__What is needed__
Return the full material exactly.

__Input__
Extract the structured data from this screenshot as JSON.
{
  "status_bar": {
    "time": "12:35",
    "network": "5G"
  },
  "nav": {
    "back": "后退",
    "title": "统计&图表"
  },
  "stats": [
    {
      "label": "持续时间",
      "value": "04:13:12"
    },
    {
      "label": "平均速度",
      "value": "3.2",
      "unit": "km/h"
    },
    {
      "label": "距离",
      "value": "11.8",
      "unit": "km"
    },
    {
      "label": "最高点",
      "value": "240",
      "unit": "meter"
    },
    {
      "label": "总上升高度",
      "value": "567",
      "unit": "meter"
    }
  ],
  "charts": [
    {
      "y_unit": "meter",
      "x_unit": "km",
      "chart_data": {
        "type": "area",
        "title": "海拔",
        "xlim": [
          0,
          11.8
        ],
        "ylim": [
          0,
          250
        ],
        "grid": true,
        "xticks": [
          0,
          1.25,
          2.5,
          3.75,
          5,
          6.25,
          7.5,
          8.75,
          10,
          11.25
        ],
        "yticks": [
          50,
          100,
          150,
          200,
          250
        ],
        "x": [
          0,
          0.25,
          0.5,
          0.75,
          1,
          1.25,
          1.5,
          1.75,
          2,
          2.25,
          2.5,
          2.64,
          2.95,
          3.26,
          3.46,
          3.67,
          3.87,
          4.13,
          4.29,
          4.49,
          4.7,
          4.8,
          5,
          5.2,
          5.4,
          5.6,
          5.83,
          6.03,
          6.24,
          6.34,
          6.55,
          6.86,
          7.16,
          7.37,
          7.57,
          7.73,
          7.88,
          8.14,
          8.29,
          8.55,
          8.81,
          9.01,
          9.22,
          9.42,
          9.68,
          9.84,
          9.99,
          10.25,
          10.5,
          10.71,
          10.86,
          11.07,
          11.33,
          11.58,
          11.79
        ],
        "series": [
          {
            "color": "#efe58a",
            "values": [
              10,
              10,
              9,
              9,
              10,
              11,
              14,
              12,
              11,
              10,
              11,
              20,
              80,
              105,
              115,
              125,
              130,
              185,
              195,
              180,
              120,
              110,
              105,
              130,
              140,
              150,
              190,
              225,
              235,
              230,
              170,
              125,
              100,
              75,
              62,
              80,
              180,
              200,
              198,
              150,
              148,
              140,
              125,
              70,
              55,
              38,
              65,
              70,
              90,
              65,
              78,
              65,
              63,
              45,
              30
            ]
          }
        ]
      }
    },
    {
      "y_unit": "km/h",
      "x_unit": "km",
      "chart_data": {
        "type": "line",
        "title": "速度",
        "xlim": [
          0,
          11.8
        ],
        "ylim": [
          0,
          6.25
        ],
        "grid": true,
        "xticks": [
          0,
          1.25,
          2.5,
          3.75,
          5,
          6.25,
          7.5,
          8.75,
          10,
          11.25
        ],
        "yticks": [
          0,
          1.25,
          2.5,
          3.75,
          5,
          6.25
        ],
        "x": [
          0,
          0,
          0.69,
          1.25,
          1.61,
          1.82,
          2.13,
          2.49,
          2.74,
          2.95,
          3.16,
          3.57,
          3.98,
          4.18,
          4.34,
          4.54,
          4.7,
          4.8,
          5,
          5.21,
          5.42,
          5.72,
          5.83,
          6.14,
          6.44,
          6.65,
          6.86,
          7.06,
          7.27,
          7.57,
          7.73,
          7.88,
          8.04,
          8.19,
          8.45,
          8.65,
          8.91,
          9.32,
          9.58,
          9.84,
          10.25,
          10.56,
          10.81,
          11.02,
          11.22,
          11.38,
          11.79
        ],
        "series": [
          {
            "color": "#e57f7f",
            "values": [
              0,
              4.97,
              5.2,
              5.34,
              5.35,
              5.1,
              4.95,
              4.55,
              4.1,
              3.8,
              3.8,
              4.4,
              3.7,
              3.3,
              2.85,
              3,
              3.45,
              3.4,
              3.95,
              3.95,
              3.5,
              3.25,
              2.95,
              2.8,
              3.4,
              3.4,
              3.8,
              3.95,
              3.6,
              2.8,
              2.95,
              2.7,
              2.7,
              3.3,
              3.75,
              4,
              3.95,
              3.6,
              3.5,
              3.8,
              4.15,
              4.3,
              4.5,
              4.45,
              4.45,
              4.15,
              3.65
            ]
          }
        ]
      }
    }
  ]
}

__Answer for the task__
Extract the structured data from this screenshot as JSON.
{
  "status_bar": {
    "time": "12:35",
    "network": "5G"
  },
  "nav": {
    "back": "后退",
    "title": "统计&图表"
  },
  "stats": [
    {
      "label": "持续时间",
      "value": "04:13:12"
    },
    {
      "label": "平均速度",
      "value": "3.2",
      "unit": "km/h"
    },
    {
      "label": "距离",
      "value": "11.8",
      "unit": "km"
    },
    {
      "label": "最高点",
      "value": "240",
      "unit": "meter"
    },
    {
      "label": "总上升高度",
      "value": "567",
      "unit": "meter"
    }
  ],
  "charts": [
    {
      "y_unit": "meter",
      "x_unit": "km",
      "chart_data": {
        "type": "area",
        "title": "海拔",
        "xlim": [
          0,
          11.8
        ],
        "ylim": [
          0,
          250
        ],
        "grid": true,
        "xticks": [
          0,
          1.25,
          2.5,
          3.75,
          5,
          6.25,
          7.5,
          8.75,
          10,
          11.25
        ],
        "yticks": [
          50,
          100,
          150,
          200,
          250
        ],
        "x": [
          0,
          0.25,
          0.5,
          0.75,
          1,
          1.25,
          1.5,
          1.75,
          2,
          2.25,
          2.5,
          2.64,
          2.95,
          3.26,
          3.46,
          3.67,
          3.87,
          4.13,
          4.29,
          4.49,
          4.7,
          4.8,
          5,
          5.2,
          5.4,
          5.6,
          5.83,
          6.03,
          6.24,
          6.34,
          6.55,
          6.86,
          7.16,
          7.37,
          7.57,
          7.73,
          7.88,
          8.14,
          8.29,
          8.55,
          8.81,
          9.01,
          9.22,
          9.42,
          9.68,
          9.84,
          9.99,
          10.25,
          10.5,
          10.71,
          10.86,
          11.07,
          11.33,
          11.58,
          11.79
        ],
        "series": [
          {
            "color": "#efe58a",
            "values": [
              10,
              10,
              9,
              9,
              10,
              11,
              14,
              12,
              11,
              10,
              11,
              20,
              80,
              105,
              115,
              125,
              130,
              185,
              195,
              180,
              120,
              110,
              105,
              130,
              140,
              150,
              190,
              225,
              235,
              230,
              170,
              125,
              100,
              75,
              62,
              80,
              180,
              200,
              198,
              150,
              148,
              140,
              125,
              70,
              55,
              38,
              65,
              70,
              90,
              65,
              78,
              65,
              63,
              45,
              30
            ]
          }
        ]
      }
    },
    {
      "y_unit": "km/h",
      "x_unit": "km",
      "chart_data": {
        "type": "line",
        "title": "速度",
        "xlim": [
          0,
          11.8
        ],
        "ylim": [
          0,
          6.25
        ],
        "grid": true,
        "xticks": [
          0,
          1.25,
          2.5,
          3.75,
          5,
          6.25,
          7.5,
          8.75,
          10,
          11.25
        ],
        "yticks": [
          0,
          1.25,
          2.5,
          3.75,
          5,
          6.25
        ],
        "x": [
          0,
          0,
          0.69,
          1.25,
          1.61,
          1.82,
          2.13,
          2.49,
          2.74,
          2.95,
          3.16,
          3.57,
          3.98,
          4.18,
          4.34,
          4.54,
          4.7,
          4.8,
          5,
          5.21,
          5.42,
          5.72,
          5.83,
          6.14,
          6.44,
          6.65,
          6.86,
          7.06,
          7.27,
          7.57,
          7.73,
          7.88,
          8.04,
          8.19,
          8.45,
          8.65,
          8.91,
          9.32,
          9.58,
          9.84,
          10.25,
          10.56,
          10.81,
          11.02,
          11.22,
          11.38,
          11.79
        ],
        "series": [
          {
            "color": "#e57f7f",
            "values": [
              0,
              4.97,
              5.2,
              5.34,
              5.35,
              5.1,
              4.95,
              4.55,
              4.1,
              3.8,
              3.8,
              4.4,
              3.7,
              3.3,
              2.85,
              3,
              3.45,
              3.4,
              3.95,
              3.95,
              3.5,
              3.25,
              2.95,
              2.8,
              3.4,
              3.4,
              3.8,
              3.95,
              3.6,
              2.8,
              2.95,
              2.7,
              2.7,
              3.3,
              3.75,
              4,
              3.95,
              3.6,
              3.5,
              3.8,
              4.15,
              4.3,
              4.5,
              4.45,
              4.45,
              4.15,
              3.65
            ]
          }
        ]
      }
    }
  ]
}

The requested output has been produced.